Records excerpted from a collection
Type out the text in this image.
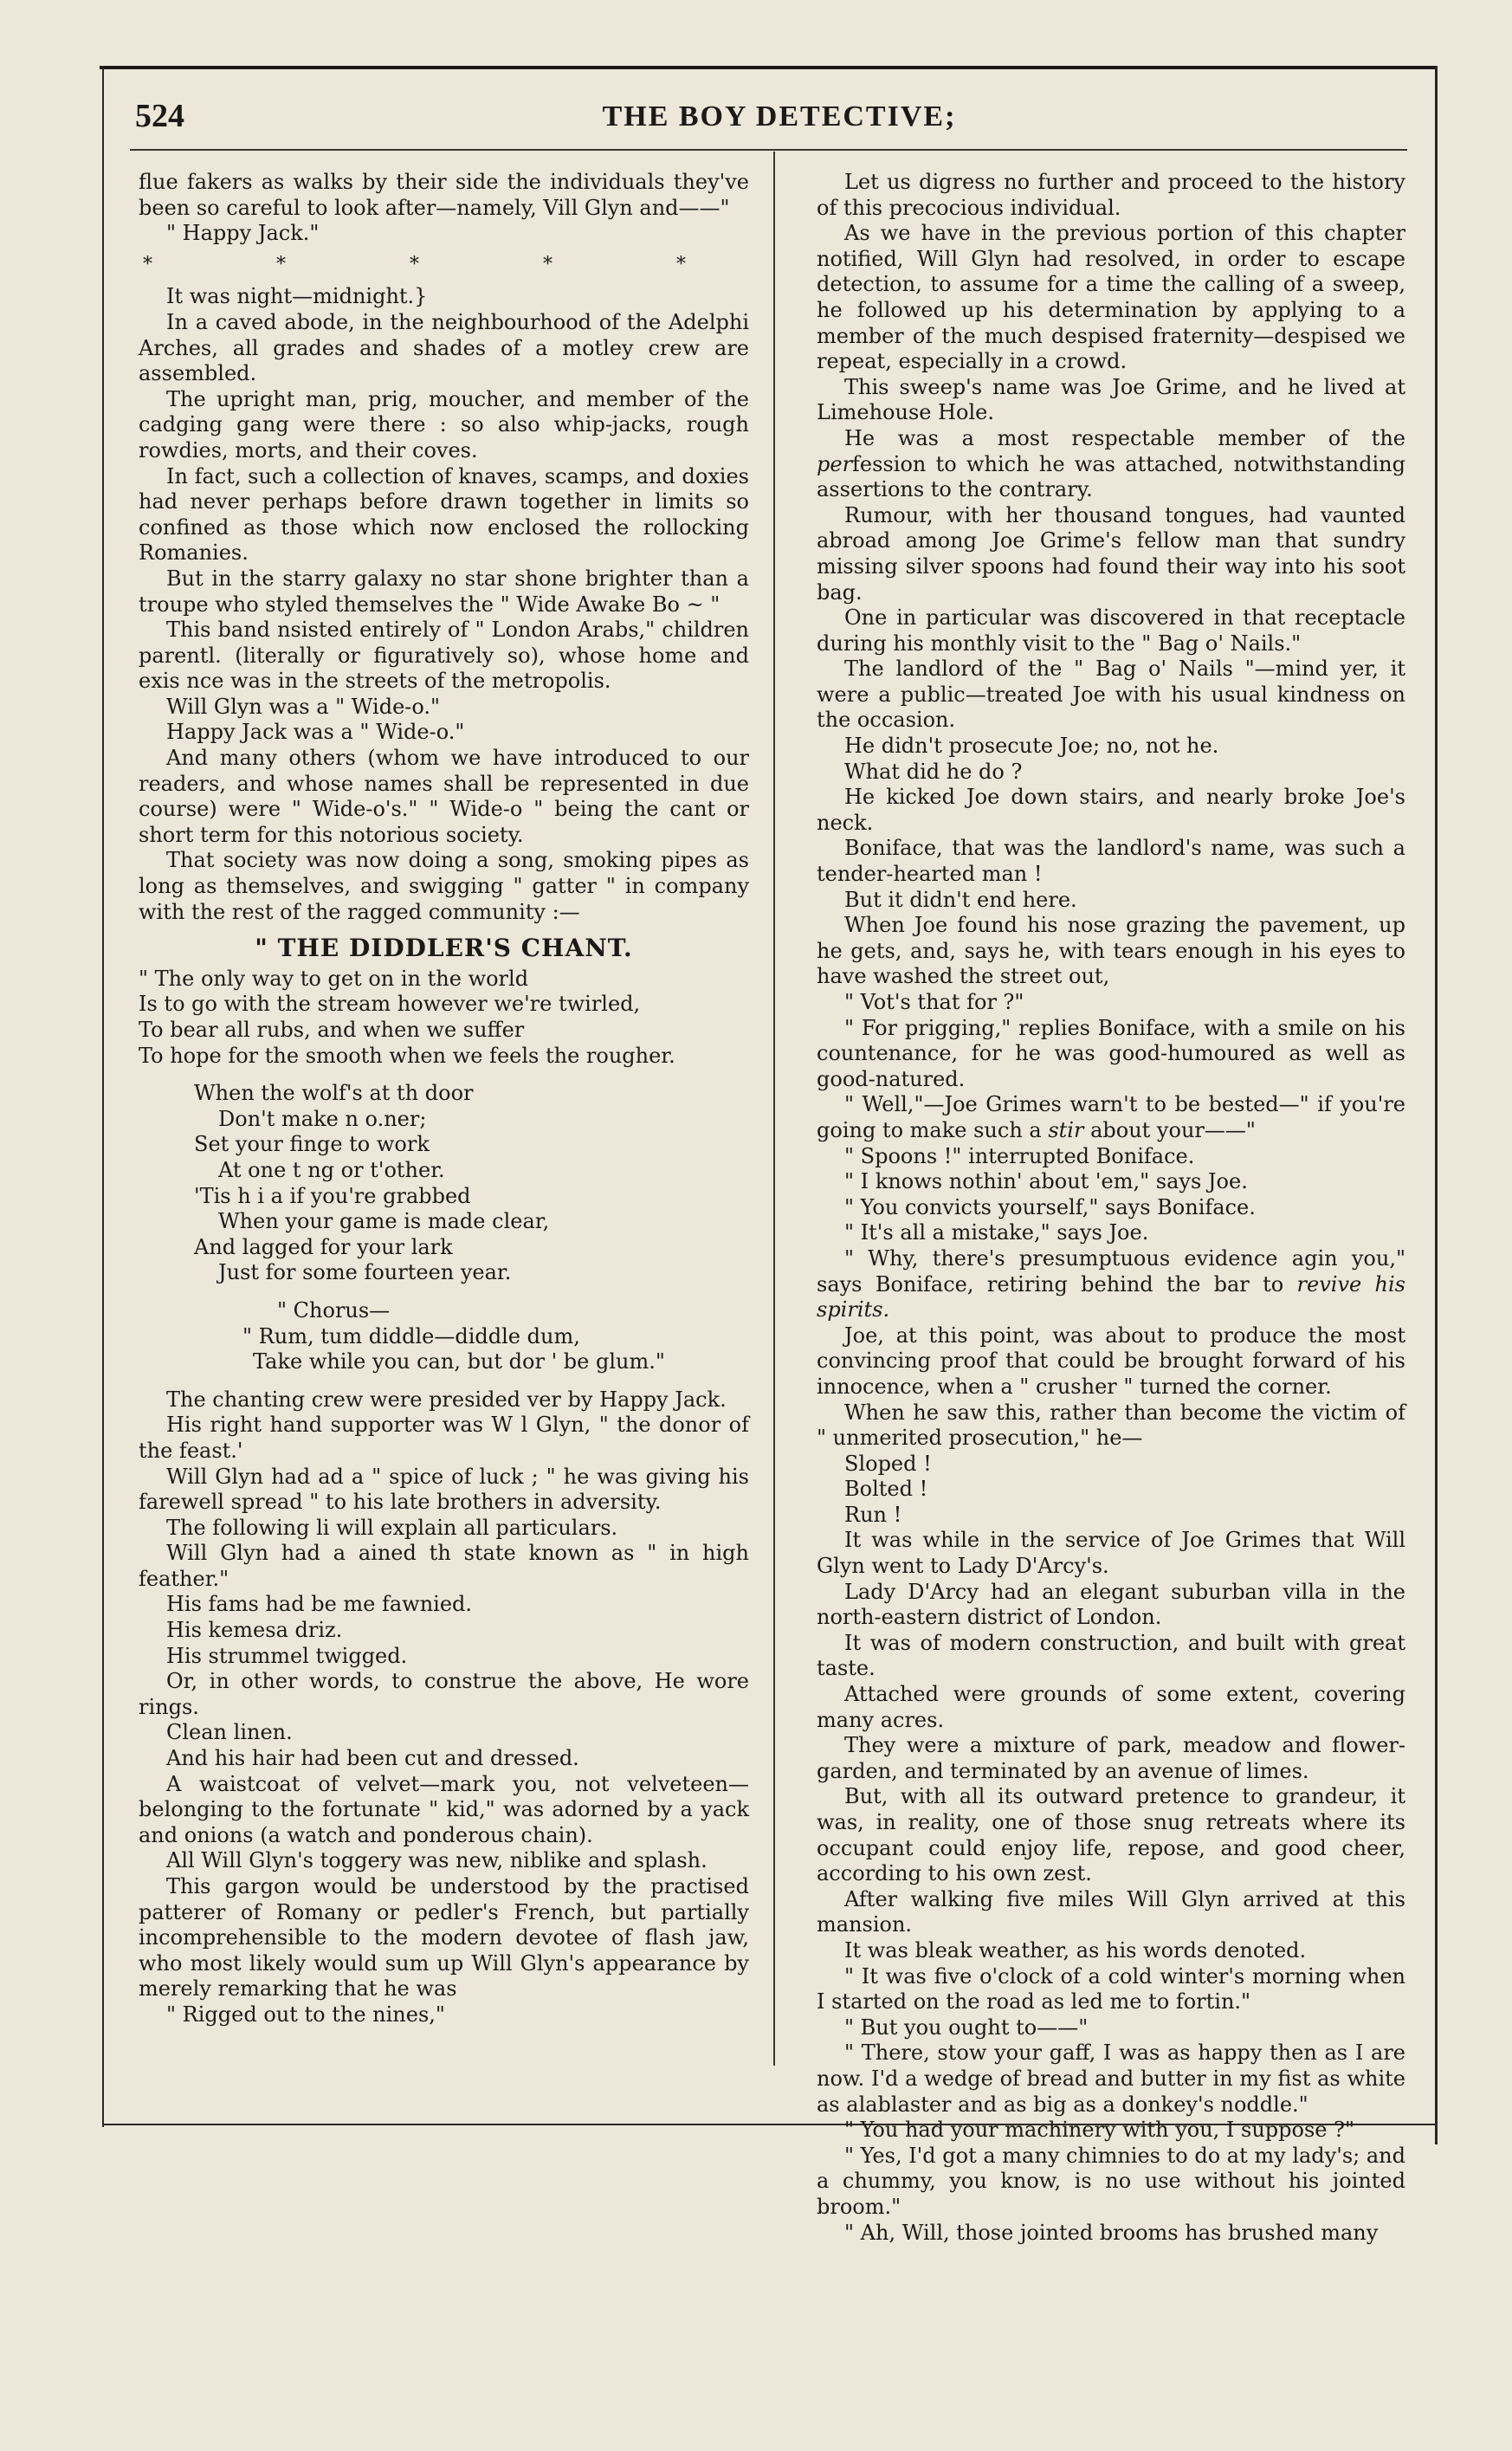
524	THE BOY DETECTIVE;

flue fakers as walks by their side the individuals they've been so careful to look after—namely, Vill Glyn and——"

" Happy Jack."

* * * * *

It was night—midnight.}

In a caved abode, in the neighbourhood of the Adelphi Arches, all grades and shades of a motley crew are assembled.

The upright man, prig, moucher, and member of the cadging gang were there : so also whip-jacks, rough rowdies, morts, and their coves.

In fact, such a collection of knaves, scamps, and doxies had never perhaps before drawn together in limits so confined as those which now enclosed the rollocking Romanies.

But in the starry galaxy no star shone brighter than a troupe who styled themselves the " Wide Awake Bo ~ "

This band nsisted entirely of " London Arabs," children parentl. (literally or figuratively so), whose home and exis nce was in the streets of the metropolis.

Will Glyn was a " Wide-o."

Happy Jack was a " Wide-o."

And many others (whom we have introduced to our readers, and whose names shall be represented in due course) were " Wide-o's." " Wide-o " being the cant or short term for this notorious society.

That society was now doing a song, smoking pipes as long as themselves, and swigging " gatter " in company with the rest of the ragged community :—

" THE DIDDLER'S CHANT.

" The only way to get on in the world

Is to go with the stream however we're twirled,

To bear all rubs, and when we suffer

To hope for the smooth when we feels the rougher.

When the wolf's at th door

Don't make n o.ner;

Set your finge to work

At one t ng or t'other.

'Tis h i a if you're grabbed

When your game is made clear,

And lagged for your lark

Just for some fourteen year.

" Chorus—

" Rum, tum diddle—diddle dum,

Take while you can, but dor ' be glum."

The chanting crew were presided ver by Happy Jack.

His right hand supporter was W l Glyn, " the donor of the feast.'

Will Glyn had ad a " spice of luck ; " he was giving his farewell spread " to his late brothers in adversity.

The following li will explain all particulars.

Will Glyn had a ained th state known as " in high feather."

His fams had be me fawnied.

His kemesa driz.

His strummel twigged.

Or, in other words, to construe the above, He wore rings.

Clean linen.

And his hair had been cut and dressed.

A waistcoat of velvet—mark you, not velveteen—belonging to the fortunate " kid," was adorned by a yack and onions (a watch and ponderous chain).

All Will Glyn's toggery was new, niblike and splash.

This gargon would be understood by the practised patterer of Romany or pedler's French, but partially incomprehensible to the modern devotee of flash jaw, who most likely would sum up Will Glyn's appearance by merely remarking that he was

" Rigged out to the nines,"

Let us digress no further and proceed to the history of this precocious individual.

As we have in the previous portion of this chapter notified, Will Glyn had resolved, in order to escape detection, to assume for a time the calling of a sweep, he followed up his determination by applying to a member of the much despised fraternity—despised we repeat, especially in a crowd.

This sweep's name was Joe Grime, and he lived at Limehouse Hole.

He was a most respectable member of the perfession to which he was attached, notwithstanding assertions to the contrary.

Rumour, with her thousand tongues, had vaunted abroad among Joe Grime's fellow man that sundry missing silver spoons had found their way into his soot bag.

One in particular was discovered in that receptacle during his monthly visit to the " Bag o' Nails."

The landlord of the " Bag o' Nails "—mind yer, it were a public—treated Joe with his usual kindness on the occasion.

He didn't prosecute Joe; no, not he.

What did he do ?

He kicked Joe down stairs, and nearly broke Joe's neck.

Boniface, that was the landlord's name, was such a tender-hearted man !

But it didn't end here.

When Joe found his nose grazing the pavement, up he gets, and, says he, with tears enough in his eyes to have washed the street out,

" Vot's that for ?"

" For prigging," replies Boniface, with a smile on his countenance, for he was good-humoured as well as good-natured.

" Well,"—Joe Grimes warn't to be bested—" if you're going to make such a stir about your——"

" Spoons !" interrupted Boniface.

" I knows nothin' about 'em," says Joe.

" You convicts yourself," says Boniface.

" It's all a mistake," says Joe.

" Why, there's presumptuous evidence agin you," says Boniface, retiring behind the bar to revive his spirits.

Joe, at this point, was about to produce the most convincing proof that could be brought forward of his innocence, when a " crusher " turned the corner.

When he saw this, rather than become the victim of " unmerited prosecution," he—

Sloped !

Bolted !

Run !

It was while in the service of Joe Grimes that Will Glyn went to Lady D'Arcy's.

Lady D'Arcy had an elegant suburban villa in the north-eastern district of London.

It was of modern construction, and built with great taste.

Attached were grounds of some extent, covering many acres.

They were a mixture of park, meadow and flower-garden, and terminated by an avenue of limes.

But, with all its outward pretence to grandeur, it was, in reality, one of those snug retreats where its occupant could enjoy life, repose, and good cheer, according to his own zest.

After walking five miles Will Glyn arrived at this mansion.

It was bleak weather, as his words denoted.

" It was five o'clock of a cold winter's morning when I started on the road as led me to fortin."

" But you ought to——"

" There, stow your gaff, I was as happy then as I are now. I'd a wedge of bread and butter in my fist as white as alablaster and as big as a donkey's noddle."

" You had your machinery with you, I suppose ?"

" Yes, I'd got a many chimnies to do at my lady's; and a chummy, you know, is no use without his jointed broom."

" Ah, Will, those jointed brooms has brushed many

__Aim__
Identify each line holding the string "most", and copy it out.

__Answer to this task__
This gargon would be understood by the practised patterer of Romany or pedler's French, but partially incomprehensible to the modern devotee of flash jaw, who most likely would sum up Will Glyn's appearance by merely remarking that he was
He was a most respectable member of the perfession to which he was attached, notwithstanding assertions to the contrary.
Joe, at this point, was about to produce the most convincing proof that could be brought forward of his innocence, when a " crusher " turned the corner.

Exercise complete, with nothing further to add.